▶ _BRIEF_:
Your answer should consist of each line below that includes the word "contribution".

----------------------------------------

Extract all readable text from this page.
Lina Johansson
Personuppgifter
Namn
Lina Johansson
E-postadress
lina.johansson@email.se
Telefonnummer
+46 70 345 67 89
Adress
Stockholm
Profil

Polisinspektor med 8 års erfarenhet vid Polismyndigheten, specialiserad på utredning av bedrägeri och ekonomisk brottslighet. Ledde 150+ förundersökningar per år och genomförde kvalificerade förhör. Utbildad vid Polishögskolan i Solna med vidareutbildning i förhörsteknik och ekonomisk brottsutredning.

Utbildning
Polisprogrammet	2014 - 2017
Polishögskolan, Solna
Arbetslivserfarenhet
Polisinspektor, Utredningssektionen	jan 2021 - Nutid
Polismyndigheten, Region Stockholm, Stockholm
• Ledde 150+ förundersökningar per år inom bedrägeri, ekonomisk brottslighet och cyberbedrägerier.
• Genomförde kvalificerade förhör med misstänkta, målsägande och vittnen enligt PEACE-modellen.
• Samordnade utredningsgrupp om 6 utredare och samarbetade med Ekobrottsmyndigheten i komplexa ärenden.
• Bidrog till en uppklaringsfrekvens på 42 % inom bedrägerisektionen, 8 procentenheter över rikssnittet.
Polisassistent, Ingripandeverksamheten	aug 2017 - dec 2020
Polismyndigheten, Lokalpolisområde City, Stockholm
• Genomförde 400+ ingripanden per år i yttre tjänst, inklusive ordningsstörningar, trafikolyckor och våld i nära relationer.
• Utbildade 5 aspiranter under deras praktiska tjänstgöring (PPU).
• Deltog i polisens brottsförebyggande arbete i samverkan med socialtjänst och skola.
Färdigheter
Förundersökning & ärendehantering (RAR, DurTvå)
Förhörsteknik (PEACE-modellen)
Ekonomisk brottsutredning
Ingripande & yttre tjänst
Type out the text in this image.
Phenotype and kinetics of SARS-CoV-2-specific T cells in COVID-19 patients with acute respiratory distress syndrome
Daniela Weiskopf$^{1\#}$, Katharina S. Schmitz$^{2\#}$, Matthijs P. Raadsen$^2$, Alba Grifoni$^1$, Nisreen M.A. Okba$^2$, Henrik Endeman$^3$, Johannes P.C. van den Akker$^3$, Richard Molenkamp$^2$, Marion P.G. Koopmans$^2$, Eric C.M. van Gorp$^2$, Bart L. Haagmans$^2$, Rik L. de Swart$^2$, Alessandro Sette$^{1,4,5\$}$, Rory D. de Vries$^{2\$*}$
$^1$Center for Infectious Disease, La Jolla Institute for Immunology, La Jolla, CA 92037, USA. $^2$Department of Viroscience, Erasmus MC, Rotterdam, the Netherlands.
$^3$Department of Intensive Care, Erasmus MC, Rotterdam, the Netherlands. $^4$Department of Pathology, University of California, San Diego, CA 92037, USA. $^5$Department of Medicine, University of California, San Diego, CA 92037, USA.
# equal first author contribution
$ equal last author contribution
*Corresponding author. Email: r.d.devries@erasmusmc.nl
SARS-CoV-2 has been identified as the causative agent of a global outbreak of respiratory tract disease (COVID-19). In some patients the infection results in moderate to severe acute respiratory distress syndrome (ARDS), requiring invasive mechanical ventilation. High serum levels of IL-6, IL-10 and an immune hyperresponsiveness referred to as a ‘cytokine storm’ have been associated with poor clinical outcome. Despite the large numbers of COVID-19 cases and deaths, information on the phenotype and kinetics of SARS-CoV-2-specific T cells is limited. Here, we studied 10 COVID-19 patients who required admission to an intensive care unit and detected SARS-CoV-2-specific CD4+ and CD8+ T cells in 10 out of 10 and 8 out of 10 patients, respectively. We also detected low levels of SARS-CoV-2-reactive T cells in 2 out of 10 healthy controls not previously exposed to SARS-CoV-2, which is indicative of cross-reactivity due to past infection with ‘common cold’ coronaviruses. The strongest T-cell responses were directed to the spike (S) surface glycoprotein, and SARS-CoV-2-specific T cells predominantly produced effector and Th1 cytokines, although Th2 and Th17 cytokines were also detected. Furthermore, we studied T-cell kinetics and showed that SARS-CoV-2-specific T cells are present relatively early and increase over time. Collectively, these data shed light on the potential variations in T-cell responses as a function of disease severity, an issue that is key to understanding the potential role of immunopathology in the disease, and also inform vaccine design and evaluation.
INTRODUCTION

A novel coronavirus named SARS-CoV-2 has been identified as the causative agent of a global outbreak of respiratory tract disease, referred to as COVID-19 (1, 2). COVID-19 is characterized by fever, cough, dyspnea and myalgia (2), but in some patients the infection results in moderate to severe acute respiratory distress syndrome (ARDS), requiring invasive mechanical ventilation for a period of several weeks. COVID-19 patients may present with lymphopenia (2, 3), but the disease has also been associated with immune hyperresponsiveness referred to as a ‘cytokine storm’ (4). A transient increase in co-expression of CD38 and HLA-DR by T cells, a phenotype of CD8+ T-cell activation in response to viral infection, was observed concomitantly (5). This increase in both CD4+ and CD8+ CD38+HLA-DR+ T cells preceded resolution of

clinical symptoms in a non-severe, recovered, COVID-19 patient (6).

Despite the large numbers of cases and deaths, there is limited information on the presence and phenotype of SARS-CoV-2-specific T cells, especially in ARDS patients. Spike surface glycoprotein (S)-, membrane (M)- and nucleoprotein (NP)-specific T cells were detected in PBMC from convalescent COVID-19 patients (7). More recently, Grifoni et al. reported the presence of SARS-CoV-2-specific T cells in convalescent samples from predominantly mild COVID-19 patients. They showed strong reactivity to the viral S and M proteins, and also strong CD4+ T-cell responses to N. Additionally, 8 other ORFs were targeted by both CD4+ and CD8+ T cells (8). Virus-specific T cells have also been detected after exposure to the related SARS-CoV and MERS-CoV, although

----------------------------------------

▶ _RESPONSE BELOW_:
# equal first author contribution
$ equal last author contribution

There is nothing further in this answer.